__Your task__: Each line that holds the word "average" is to be identified and copied.

Dataset records
============
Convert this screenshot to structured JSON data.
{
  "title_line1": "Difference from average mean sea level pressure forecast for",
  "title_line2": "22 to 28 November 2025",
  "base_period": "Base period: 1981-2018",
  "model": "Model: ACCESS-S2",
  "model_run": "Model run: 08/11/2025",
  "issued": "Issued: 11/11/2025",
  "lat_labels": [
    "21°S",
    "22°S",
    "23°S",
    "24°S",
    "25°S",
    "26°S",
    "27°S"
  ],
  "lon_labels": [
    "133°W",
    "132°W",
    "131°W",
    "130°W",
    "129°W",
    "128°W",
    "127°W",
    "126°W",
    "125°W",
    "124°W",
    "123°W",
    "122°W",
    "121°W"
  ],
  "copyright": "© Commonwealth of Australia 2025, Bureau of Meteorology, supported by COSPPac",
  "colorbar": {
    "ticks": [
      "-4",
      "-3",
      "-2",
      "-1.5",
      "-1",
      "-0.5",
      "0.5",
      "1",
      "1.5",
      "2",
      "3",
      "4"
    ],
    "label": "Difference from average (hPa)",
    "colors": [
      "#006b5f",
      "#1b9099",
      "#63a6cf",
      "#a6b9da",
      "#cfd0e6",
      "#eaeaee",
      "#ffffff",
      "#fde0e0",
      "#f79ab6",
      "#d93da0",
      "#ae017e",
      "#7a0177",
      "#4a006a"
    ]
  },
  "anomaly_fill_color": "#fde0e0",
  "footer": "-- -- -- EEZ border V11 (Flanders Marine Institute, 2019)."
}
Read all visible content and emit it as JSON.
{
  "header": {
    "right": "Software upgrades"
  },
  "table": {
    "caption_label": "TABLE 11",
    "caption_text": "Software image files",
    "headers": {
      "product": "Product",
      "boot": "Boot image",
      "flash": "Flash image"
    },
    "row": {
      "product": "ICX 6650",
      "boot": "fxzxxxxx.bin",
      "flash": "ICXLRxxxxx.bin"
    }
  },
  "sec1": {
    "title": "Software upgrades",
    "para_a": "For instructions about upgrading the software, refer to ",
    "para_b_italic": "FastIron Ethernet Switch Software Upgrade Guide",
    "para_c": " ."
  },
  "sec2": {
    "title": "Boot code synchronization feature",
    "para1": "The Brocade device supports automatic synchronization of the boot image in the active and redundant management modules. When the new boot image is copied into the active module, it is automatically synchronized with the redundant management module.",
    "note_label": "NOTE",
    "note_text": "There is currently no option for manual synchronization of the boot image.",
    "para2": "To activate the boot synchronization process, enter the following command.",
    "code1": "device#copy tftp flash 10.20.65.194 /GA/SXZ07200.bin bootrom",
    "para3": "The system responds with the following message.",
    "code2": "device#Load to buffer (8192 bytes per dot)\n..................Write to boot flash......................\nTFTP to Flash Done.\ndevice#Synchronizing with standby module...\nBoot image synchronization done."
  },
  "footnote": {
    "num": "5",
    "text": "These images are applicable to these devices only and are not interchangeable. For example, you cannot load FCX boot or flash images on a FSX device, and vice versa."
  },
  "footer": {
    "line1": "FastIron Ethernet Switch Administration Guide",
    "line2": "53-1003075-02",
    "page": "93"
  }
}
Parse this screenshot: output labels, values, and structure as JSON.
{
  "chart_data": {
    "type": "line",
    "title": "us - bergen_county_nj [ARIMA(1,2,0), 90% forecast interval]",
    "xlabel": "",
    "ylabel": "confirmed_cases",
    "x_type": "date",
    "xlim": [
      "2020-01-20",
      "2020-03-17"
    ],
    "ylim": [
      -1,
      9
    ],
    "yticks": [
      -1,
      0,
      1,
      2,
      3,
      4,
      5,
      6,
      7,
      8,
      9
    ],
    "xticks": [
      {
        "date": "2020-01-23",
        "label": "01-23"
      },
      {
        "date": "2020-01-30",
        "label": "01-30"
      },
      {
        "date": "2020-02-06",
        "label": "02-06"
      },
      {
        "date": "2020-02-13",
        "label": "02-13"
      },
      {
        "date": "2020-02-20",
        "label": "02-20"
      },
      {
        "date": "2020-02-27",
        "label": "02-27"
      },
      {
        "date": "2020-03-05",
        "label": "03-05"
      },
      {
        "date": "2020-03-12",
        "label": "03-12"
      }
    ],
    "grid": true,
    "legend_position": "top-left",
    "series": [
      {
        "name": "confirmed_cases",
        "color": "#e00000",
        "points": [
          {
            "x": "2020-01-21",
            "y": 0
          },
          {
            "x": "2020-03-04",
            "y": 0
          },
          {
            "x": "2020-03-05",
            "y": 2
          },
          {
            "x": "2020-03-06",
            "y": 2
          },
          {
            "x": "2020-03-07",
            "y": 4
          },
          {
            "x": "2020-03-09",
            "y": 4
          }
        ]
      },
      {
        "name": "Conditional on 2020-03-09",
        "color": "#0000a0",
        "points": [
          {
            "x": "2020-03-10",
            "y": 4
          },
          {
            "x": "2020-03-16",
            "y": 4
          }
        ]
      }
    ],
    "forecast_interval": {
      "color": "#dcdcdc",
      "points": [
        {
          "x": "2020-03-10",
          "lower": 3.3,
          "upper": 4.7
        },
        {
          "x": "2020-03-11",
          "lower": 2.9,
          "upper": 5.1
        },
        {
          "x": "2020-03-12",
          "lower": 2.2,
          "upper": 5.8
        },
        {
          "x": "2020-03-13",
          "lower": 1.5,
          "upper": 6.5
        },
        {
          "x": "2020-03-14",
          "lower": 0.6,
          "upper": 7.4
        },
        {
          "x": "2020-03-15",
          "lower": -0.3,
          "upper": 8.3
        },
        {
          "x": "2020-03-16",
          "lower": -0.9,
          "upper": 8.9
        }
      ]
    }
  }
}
============
__Task answer__:
  "title_line1": "Difference from average mean sea level pressure forecast for",
    "label": "Difference from average (hPa)",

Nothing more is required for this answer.